[begin Provided records]

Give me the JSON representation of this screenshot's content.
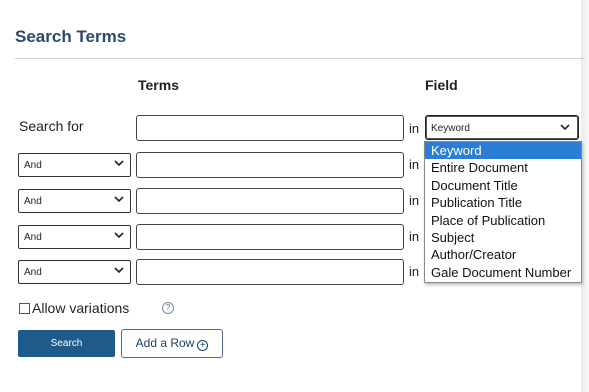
{
  "title": "Search Terms",
  "headers": {
    "terms": "Terms",
    "field": "Field"
  },
  "search_for_label": "Search for",
  "in_label": "in",
  "rows": [
    {
      "operator": "And"
    },
    {
      "operator": "And"
    },
    {
      "operator": "And"
    },
    {
      "operator": "And"
    }
  ],
  "field_select": {
    "value": "Keyword"
  },
  "field_options": [
    "Keyword",
    "Entire Document",
    "Document Title",
    "Publication Title",
    "Place of Publication",
    "Subject",
    "Author/Creator",
    "Gale Document Number"
  ],
  "allow_variations": "Allow variations",
  "help_glyph": "?",
  "buttons": {
    "search": "Search",
    "add_row": "Add a Row",
    "add_row_icon": "+"
  },
  "colors": {
    "title": "#2b4a6b",
    "search_button": "#1e5a8a",
    "selected_option": "#2a7ed6"
  },
  "icons": [
    "chevron-down-icon",
    "help-circle-icon",
    "plus-circle-icon",
    "checkbox-icon"
  ]
}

[end Provided records]

* What is needed: Omit every picture, then repeat the remaining data exactly as it appears above.

* Answer to this exercise:
Give me the JSON representation of this screenshot's content.
{
  "title": "Search Terms",
  "headers": {
    "terms": "Terms",
    "field": "Field"
  },
  "search_for_label": "Search for",
  "in_label": "in",
  "rows": [
    {
      "operator": "And"
    },
    {
      "operator": "And"
    },
    {
      "operator": "And"
    },
    {
      "operator": "And"
    }
  ],
  "field_select": {
    "value": "Keyword"
  },
  "field_options": [
    "Keyword",
    "Entire Document",
    "Document Title",
    "Publication Title",
    "Place of Publication",
    "Subject",
    "Author/Creator",
    "Gale Document Number"
  ],
  "allow_variations": "Allow variations",
  "help_glyph": "?",
  "buttons": {
    "search": "Search",
    "add_row": "Add a Row",
    "add_row_icon": "+"
  },
  "colors": {
    "title": "#2b4a6b",
    "search_button": "#1e5a8a",
    "selected_option": "#2a7ed6"
  },
  "icons": [
    "chevron-down-icon",
    "help-circle-icon",
    "plus-circle-icon",
    "checkbox-icon"
  ]
}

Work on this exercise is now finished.